Give the number of lines in this listing that contain "naturaleza", with no other words.

# Records provided:
◆ ◆ ◆ ◆ ◆ ◆ ◆

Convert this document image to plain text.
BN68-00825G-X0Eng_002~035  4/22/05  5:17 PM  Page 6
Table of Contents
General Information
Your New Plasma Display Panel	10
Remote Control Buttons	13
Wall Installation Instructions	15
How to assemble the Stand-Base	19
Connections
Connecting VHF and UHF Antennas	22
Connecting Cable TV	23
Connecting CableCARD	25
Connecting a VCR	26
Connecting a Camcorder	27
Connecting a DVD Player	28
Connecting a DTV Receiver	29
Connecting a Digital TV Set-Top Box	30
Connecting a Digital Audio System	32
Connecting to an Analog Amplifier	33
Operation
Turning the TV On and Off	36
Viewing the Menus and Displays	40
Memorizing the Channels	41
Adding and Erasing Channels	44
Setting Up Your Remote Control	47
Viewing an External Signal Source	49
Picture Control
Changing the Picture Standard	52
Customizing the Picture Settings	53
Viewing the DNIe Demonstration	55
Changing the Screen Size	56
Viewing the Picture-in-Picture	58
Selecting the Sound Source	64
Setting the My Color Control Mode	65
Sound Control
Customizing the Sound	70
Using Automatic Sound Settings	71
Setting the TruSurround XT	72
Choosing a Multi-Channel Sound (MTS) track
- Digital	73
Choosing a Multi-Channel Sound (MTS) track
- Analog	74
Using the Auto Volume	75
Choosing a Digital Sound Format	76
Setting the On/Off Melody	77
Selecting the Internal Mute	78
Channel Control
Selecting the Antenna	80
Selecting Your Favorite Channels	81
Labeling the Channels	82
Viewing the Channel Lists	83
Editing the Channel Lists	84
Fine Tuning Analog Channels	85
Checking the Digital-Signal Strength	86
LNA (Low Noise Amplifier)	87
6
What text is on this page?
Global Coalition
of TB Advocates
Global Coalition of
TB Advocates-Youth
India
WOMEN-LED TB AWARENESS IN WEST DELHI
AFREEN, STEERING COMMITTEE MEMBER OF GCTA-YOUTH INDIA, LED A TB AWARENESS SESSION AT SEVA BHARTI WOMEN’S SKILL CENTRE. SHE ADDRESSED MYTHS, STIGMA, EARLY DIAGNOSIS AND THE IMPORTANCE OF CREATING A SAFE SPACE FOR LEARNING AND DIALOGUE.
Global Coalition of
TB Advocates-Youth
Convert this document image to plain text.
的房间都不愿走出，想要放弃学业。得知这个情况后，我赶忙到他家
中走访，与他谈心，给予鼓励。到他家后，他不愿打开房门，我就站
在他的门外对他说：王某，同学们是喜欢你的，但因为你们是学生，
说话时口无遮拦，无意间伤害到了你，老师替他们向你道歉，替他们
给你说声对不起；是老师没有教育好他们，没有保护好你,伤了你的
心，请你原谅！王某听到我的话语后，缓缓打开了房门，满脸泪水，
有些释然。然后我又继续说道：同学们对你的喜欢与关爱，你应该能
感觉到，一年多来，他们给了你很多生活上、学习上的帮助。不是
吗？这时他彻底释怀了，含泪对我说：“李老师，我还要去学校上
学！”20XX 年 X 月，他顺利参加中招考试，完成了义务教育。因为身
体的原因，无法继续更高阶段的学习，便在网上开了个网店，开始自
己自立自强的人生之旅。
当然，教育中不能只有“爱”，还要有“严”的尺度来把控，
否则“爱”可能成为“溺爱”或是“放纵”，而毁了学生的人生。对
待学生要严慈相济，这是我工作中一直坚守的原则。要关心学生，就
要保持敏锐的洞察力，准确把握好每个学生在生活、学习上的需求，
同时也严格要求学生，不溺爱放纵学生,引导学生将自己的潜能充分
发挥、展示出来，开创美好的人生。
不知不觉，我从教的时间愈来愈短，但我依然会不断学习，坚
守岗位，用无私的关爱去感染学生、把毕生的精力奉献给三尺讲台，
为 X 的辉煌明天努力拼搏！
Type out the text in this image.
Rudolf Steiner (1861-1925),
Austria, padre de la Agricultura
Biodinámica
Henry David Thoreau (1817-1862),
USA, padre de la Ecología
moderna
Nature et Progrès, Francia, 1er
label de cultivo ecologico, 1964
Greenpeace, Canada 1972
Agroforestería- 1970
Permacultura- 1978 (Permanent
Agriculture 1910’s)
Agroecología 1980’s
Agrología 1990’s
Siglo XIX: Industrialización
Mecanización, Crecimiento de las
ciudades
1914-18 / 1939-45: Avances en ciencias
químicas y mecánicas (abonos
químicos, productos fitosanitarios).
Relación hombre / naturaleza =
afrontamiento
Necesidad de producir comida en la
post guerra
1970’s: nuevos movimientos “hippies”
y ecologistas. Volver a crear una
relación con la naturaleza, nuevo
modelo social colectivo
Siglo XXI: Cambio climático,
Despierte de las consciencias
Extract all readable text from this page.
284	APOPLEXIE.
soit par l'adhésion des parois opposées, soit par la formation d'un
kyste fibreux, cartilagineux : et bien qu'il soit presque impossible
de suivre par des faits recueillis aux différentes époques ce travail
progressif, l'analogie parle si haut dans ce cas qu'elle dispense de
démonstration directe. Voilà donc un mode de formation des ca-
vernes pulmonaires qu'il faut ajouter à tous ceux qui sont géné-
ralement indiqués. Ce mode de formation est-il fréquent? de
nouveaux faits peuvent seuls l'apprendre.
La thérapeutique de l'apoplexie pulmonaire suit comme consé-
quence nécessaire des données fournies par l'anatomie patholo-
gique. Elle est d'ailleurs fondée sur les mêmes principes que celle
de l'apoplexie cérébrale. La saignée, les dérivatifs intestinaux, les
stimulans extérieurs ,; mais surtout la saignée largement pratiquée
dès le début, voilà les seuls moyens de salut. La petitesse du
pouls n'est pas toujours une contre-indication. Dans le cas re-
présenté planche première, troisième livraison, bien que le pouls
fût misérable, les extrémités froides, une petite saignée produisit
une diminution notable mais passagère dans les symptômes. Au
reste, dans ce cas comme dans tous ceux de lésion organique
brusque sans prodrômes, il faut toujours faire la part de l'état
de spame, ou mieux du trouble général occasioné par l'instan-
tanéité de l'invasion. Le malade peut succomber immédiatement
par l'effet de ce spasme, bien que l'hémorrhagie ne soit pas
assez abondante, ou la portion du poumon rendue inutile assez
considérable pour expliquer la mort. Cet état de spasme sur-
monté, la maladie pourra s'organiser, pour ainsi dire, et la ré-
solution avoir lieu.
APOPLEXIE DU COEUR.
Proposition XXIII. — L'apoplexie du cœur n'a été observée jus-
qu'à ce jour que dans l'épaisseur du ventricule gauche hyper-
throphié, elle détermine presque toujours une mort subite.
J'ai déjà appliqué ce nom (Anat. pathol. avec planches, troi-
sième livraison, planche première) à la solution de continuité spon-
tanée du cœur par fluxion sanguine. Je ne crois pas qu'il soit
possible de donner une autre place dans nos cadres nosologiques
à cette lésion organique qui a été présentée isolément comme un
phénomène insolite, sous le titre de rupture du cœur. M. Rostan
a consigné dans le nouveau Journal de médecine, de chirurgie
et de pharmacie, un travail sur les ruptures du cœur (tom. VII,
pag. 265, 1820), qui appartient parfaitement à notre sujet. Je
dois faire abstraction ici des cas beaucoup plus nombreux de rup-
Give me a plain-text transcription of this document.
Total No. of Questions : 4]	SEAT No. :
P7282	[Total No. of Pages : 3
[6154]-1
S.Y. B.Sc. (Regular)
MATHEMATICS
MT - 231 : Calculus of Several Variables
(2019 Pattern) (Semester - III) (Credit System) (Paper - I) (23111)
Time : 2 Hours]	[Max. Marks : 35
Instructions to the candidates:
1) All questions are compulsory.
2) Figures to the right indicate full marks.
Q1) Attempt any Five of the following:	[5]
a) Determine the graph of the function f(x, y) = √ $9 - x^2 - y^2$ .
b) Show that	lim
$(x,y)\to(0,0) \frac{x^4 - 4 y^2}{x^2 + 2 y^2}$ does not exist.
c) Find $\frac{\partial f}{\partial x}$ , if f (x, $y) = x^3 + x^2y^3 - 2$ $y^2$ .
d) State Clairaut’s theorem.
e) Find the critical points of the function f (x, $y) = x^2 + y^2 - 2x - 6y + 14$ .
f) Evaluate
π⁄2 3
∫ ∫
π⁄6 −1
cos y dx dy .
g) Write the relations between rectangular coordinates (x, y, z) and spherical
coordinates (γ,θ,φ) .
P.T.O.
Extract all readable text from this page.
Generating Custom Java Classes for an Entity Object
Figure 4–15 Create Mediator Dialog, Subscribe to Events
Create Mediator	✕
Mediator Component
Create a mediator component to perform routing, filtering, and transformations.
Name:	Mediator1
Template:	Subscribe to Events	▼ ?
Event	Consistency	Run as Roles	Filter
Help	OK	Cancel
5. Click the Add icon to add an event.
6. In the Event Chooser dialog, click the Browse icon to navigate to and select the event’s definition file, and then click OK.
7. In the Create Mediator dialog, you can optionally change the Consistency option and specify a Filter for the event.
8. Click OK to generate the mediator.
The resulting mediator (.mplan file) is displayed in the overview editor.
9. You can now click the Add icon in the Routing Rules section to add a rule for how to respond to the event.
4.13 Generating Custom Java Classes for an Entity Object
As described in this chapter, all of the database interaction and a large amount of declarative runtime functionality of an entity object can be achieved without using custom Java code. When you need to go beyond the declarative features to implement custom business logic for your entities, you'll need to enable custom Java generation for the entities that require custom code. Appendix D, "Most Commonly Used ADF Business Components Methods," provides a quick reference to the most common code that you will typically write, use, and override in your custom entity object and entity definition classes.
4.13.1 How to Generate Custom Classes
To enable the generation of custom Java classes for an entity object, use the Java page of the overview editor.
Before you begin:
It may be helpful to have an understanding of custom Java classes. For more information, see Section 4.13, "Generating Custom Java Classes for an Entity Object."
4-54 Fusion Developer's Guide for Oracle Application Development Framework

◆ ◆ ◆ ◆ ◆ ◆ ◆

# Written reply:
2